● **Data extract**
● ● ●
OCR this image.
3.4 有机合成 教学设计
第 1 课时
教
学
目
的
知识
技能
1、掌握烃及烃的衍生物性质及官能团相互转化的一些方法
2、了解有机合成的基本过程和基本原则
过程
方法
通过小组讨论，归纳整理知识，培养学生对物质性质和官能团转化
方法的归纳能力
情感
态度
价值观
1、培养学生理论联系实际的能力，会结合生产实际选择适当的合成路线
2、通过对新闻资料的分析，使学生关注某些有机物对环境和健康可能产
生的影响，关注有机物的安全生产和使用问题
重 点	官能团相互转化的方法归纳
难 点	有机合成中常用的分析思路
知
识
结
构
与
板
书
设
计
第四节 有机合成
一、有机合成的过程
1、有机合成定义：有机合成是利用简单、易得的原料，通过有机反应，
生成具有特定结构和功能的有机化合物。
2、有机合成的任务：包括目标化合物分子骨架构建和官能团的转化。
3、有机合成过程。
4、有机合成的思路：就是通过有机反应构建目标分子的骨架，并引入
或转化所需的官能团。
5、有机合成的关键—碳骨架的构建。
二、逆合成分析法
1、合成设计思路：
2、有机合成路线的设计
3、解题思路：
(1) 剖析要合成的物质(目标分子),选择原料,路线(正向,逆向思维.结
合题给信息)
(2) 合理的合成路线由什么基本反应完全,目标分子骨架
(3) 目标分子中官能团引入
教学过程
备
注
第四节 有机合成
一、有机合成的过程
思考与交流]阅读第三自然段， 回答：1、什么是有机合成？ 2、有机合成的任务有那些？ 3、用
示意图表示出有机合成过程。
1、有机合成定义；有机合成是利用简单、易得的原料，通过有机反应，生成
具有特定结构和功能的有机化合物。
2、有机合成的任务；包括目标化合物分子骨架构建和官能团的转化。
● ● ●
● **Challenge**
Copy out all the entries shown above, character for character.

● **Response below**
OCR this image.
3.4 有机合成 教学设计
第 1 课时
教
学
目
的
知识
技能
1、掌握烃及烃的衍生物性质及官能团相互转化的一些方法
2、了解有机合成的基本过程和基本原则
过程
方法
通过小组讨论，归纳整理知识，培养学生对物质性质和官能团转化
方法的归纳能力
情感
态度
价值观
1、培养学生理论联系实际的能力，会结合生产实际选择适当的合成路线
2、通过对新闻资料的分析，使学生关注某些有机物对环境和健康可能产
生的影响，关注有机物的安全生产和使用问题
重 点	官能团相互转化的方法归纳
难 点	有机合成中常用的分析思路
知
识
结
构
与
板
书
设
计
第四节 有机合成
一、有机合成的过程
1、有机合成定义：有机合成是利用简单、易得的原料，通过有机反应，
生成具有特定结构和功能的有机化合物。
2、有机合成的任务：包括目标化合物分子骨架构建和官能团的转化。
3、有机合成过程。
4、有机合成的思路：就是通过有机反应构建目标分子的骨架，并引入
或转化所需的官能团。
5、有机合成的关键—碳骨架的构建。
二、逆合成分析法
1、合成设计思路：
2、有机合成路线的设计
3、解题思路：
(1) 剖析要合成的物质(目标分子),选择原料,路线(正向,逆向思维.结
合题给信息)
(2) 合理的合成路线由什么基本反应完全,目标分子骨架
(3) 目标分子中官能团引入
教学过程
备
注
第四节 有机合成
一、有机合成的过程
思考与交流]阅读第三自然段， 回答：1、什么是有机合成？ 2、有机合成的任务有那些？ 3、用
示意图表示出有机合成过程。
1、有机合成定义；有机合成是利用简单、易得的原料，通过有机反应，生成
具有特定结构和功能的有机化合物。
2、有机合成的任务；包括目标化合物分子骨架构建和官能团的转化。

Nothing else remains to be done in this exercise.